══ Supplied material

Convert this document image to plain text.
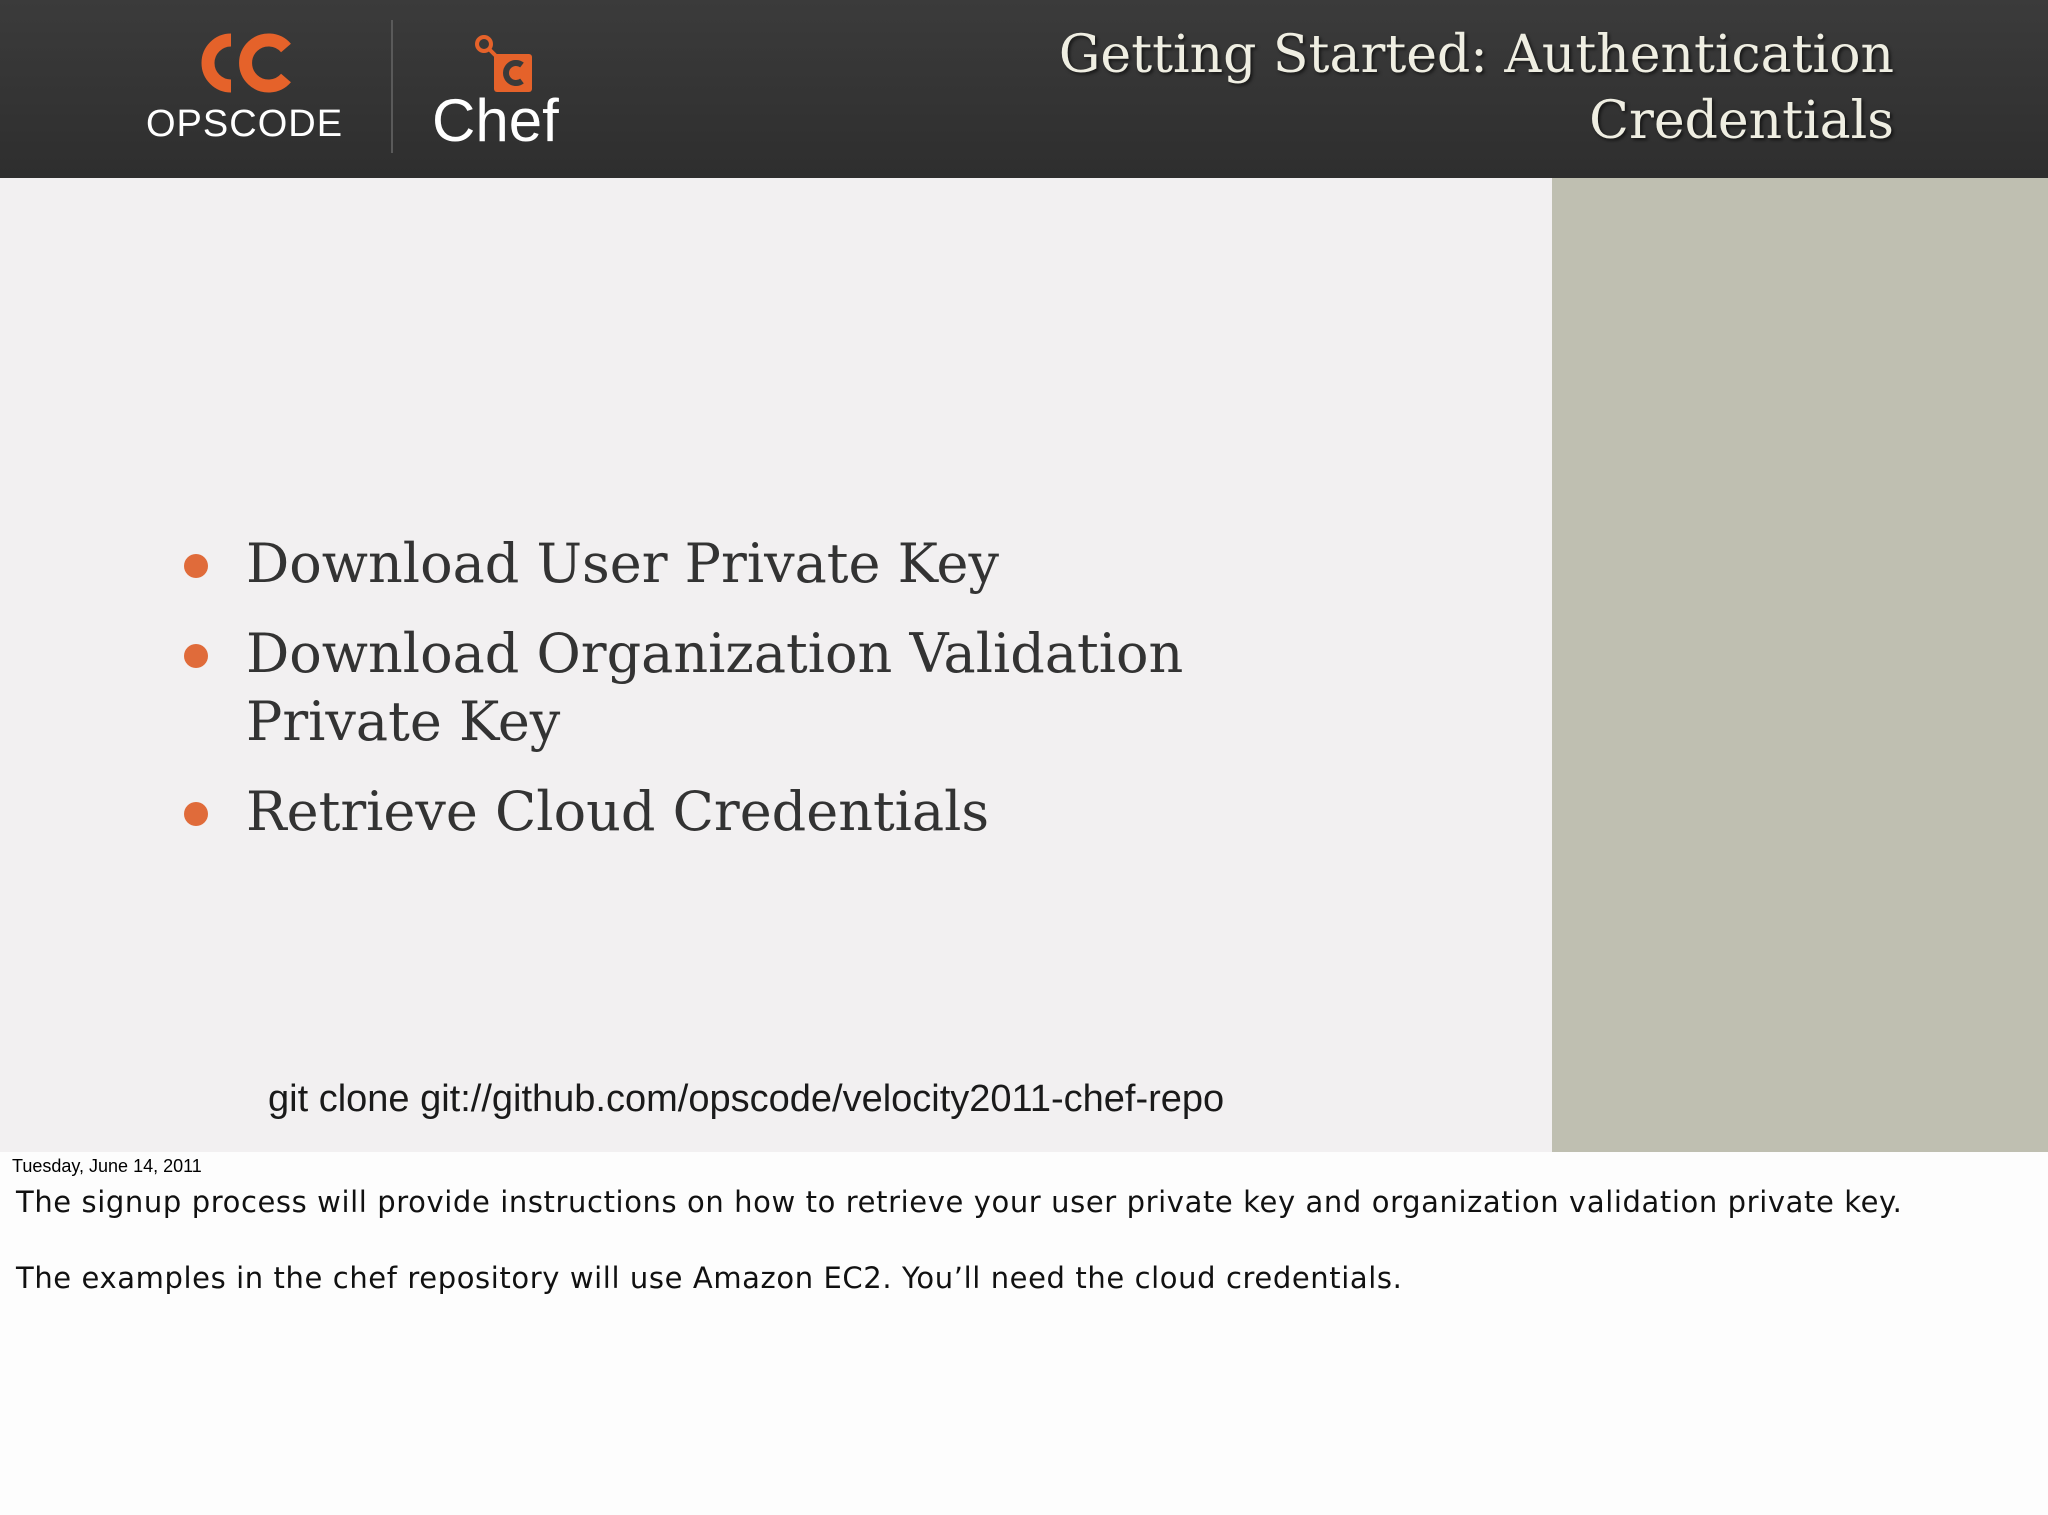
OPSCODE Chef
Getting Started: Authentication
Credentials
Download User Private Key
Download Organization Validation Private Key
Retrieve Cloud Credentials
git clone git://github.com/opscode/velocity2011-chef-repo
Tuesday, June 14, 2011

The signup process will provide instructions on how to retrieve your user private key and organization validation private key.

The examples in the chef repository will use Amazon EC2. You’ll need the cloud credentials.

════

Print the whole listing above once more, word for word, without its pictures.

Convert this document image to plain text.
OPSCODE Chef
Getting Started: Authentication
Credentials
Download User Private Key
Download Organization Validation Private Key
Retrieve Cloud Credentials
git clone git://github.com/opscode/velocity2011-chef-repo
Tuesday, June 14, 2011

The signup process will provide instructions on how to retrieve your user private key and organization validation private key.

The examples in the chef repository will use Amazon EC2. You’ll need the cloud credentials.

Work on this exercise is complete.